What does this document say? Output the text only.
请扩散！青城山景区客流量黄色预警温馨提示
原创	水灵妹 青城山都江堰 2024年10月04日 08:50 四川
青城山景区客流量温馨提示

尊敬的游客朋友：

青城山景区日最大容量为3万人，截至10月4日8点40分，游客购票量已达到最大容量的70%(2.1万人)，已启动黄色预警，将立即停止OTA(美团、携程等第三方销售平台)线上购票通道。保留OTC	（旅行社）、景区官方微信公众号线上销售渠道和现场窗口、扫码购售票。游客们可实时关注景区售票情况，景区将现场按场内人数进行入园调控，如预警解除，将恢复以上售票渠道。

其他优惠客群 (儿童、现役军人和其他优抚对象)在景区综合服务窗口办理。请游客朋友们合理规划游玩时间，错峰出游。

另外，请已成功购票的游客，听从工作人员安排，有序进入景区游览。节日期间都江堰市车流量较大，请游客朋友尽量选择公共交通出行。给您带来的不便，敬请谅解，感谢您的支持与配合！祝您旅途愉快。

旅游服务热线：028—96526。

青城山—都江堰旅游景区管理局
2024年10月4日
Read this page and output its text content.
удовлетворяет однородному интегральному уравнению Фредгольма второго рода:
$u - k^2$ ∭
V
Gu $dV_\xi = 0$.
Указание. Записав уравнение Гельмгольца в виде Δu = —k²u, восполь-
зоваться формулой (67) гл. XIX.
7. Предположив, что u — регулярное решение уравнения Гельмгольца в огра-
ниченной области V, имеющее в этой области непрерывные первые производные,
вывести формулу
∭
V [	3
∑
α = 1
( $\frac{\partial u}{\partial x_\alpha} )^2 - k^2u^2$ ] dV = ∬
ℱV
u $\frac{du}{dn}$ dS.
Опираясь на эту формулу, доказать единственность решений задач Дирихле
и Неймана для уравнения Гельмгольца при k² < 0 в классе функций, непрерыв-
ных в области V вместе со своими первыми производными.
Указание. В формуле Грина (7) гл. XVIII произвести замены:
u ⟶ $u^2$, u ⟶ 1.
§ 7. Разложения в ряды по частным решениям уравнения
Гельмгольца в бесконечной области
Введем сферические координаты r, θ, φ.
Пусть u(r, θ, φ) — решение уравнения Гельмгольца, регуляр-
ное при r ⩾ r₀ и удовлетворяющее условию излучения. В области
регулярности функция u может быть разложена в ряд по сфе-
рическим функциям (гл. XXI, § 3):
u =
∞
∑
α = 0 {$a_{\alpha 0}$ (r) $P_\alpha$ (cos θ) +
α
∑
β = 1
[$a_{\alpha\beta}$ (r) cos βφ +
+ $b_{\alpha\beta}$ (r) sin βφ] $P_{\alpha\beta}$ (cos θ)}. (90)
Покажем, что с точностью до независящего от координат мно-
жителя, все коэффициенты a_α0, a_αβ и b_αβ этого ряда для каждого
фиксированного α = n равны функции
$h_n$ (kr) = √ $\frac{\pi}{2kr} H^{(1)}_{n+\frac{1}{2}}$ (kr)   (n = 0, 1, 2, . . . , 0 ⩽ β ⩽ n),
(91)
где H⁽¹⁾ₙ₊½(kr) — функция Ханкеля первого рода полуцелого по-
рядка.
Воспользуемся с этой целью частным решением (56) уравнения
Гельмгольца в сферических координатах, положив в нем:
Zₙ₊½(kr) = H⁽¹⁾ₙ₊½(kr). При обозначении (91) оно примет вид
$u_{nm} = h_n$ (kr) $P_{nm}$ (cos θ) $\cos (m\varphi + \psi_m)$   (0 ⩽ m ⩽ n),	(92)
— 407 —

================

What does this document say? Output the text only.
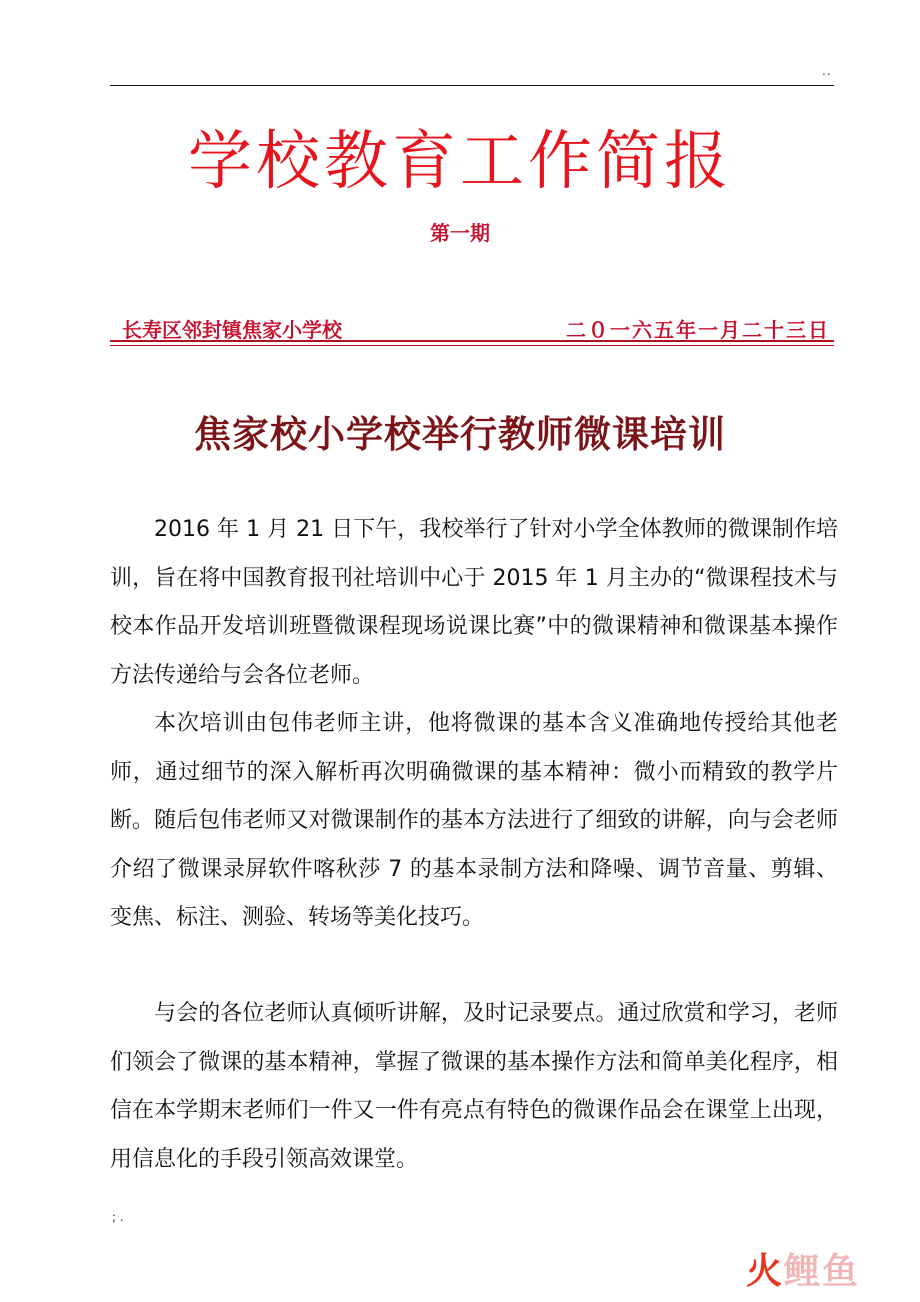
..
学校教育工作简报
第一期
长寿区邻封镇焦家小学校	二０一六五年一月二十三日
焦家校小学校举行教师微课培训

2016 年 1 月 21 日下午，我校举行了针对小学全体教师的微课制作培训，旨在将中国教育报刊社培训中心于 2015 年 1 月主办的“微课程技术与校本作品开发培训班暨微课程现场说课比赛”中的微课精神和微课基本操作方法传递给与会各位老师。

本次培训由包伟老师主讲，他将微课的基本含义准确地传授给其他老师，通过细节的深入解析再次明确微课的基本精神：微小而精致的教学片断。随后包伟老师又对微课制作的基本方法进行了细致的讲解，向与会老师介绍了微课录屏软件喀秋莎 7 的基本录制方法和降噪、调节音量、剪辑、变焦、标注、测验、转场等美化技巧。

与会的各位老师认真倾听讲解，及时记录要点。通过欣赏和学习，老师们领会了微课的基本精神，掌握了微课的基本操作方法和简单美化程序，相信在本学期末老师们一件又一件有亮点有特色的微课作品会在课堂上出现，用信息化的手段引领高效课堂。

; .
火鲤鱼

================

Brief: Identify and copy all lines with the word "Гельмгольца".

Solution to this problem:
Указание. Записав уравнение Гельмгольца в виде Δu = —k²u, восполь-
7. Предположив, что u — регулярное решение уравнения Гельмгольца в огра-
и Неймана для уравнения Гельмгольца при k² < 0 в классе функций, непрерыв-
Гельмгольца в бесконечной области
Пусть u(r, θ, φ) — решение уравнения Гельмгольца, регуляр-
Гельмгольца в сферических координатах, положив в нем:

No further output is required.